>> BEGIN EXERCISE MATERIALS
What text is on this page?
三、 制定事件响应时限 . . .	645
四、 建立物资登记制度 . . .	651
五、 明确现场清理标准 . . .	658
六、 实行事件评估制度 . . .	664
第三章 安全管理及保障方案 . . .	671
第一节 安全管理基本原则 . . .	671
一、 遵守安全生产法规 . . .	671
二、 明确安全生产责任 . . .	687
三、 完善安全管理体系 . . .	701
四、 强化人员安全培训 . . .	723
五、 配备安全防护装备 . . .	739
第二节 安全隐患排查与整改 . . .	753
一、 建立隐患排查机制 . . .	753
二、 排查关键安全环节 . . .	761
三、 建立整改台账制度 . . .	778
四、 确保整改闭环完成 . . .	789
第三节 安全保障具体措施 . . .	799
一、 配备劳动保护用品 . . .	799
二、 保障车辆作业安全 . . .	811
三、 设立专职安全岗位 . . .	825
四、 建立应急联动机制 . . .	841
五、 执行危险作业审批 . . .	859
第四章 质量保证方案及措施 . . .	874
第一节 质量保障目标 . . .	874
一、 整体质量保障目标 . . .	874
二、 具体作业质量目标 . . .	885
>> END EXERCISE MATERIALS
## GIVEN TASK
Write out all the lines again, exactly as they are.

## EXERCISE ANSWER
What text is on this page?
三、 制定事件响应时限 . . .	645
四、 建立物资登记制度 . . .	651
五、 明确现场清理标准 . . .	658
六、 实行事件评估制度 . . .	664
第三章 安全管理及保障方案 . . .	671
第一节 安全管理基本原则 . . .	671
一、 遵守安全生产法规 . . .	671
二、 明确安全生产责任 . . .	687
三、 完善安全管理体系 . . .	701
四、 强化人员安全培训 . . .	723
五、 配备安全防护装备 . . .	739
第二节 安全隐患排查与整改 . . .	753
一、 建立隐患排查机制 . . .	753
二、 排查关键安全环节 . . .	761
三、 建立整改台账制度 . . .	778
四、 确保整改闭环完成 . . .	789
第三节 安全保障具体措施 . . .	799
一、 配备劳动保护用品 . . .	799
二、 保障车辆作业安全 . . .	811
三、 设立专职安全岗位 . . .	825
四、 建立应急联动机制 . . .	841
五、 执行危险作业审批 . . .	859
第四章 质量保证方案及措施 . . .	874
第一节 质量保障目标 . . .	874
一、 整体质量保障目标 . . .	874
二、 具体作业质量目标 . . .	885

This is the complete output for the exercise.